Rembrandt masterpiece The Night Watch to be restored – and you can watch it all unfold online
The public will be invited to watch the intimate conservation process, both up close in the gallery itself and via an internet live-stream
Amsterdam’s famous Rijksmuseum is to restore the Rembrandt masterpiece The Night Watch under the full gaze of the public, as well as live-streaming it online, the museum said on Tuesday.
The unique project starting in July 2019 will let art lovers see behind the normally secretive process as one of the world’s best loved paintings is brought back to its full glory.
The multimillion euro restoration starting in July 2019 will be open to the two million people a year who come to the gallery in the capital of the Netherlands to see the Dutch master’s 1642 tableau.
But the painstaking work on the piece, which hangs in the gallery of honour in the museum, will also be carried online so people around the world can see it be restored inch by inch.
“The Night Watch by Rembrandt is one of the most famous paintings in the world and we feel we have to preserve it for future generations,” Rijksmuseum General Director Taco Dibbits said.
“Over two million people a year come to see The Night Watch, it’s a painting that everybody loves, and we feel that the world has the right to see what we will do with it.”

§

Exercise instructions:
- A) Answer these questions from the article on restoring The Night Watch:
(i) In what month and year does the restoration begin?
(ii) In what year did Rembrandt paint The Night Watch?
(iii) Who is the General Director of the Rijksmuseum?
- B) Repeat the article on restoring The Night Watch word for word, starting at "Rembrandt masterpiece The Night Watch to" and ending after "its full glory.".
- C) Pick up the article on restoring The Night Watch after its final sentence and keep writing.

§

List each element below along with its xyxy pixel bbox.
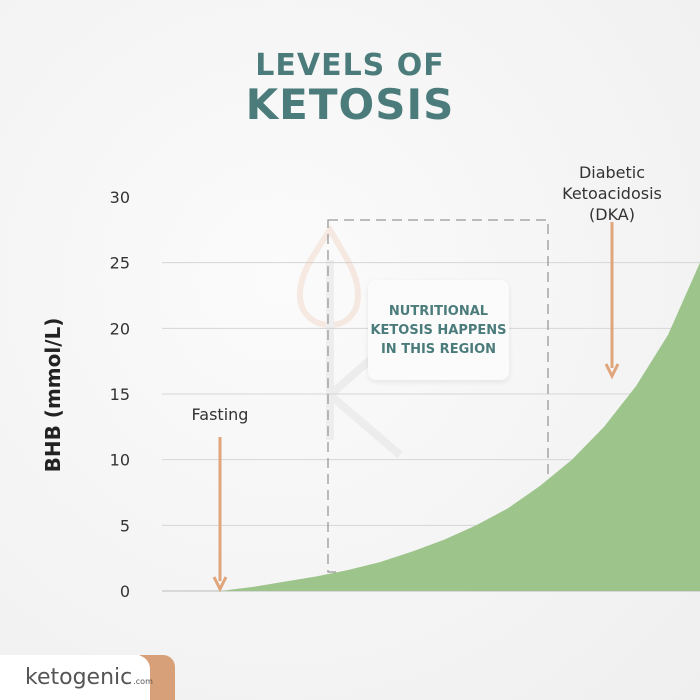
- bhb-curve-area: [220, 262, 700, 591]
- fasting-arrow: [212, 437, 228, 593]
- dka-label-3: (DKA): [589, 205, 635, 224]
- watermark-logo: [296, 224, 403, 459]
- title-line-1: LEVELS OF: [255, 48, 445, 83]
- y-tick-label: 10: [110, 451, 130, 470]
- y-tick-label: 15: [110, 385, 130, 404]
- y-tick-label: 0: [120, 582, 130, 601]
- y-tick-label: 25: [110, 254, 130, 273]
- fasting-label: Fasting: [192, 405, 249, 424]
- logo-suffix: .com: [133, 677, 153, 686]
- nutritional-ketosis-callout: NUTRITIONAL KETOSIS HAPPENS IN THIS REGI…: [368, 280, 509, 380]
- y-axis-label: BHB (mmol/L): [41, 318, 65, 473]
- logo-text: ketogenic: [25, 665, 133, 690]
- title-line-2: KETOSIS: [245, 80, 455, 129]
- ketogenic-logo[interactable]: ketogenic .com: [0, 655, 153, 700]
- dka-arrow: [604, 222, 620, 380]
- dka-label-1: Diabetic: [579, 163, 645, 182]
- dka-label-2: Ketoacidosis: [562, 184, 662, 203]
- y-tick-label: 30: [110, 188, 130, 207]
- y-tick-label: 5: [120, 516, 130, 535]
- y-tick-label: 20: [110, 319, 130, 338]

§

Responses in order:
- A)
(i) July 2019
(ii) 1642
(iii) Taco Dibbits

- B)
Rembrandt masterpiece The Night Watch to be restored – and you can watch it all unfold online
The public will be invited to watch the intimate conservation process, both up close in the gallery itself and via an internet live-stream
Amsterdam’s famous Rijksmuseum is to restore the Rembrandt masterpiece The Night Watch under the full gaze of the public, as well as live-streaming it online, the museum said on Tuesday.
The unique project starting in July 2019 will let art lovers see behind the normally secretive process as one of the world’s best loved paintings is brought back to its full glory.

- C)
The painting of a citizens’ militia completed in 1642 has suffered in the past.
During the second world war Nazi occupation of the Netherlands, it was hidden along with other valuable artworks in a cave in the southern city of Maastricht.
In 1975 a man slashed it with a knife, leaving 12 scars in the canvas, and in 1990 an attacker sprayed acid on the canvas damaging the varnish. It took restorers only a couple of weeks to repair the damage inflicted by the acid.
Since then experts have noticed a white haze appear on parts of The Night Watch, especially in the area around the knife damage, where it is bleaching out the figure of a small dog.
Rembrandt Van Rijn was commissioned by the mayor and leader of the civic guard of Amsterdam, Frans Banninck Cocq, to paint the picture of the officers and other members of the militia heading out on The Night Watch.
Dibbits said it was special because it is the first painting of its kind to show such a group in motion, rather than in static poses, and that the restoration would show this to full effect.
“Conservation is usually done behind closed doors, but this is such an important painting, we feel that the public who owns it has the right to see it and we want to share this very important moment,” he said.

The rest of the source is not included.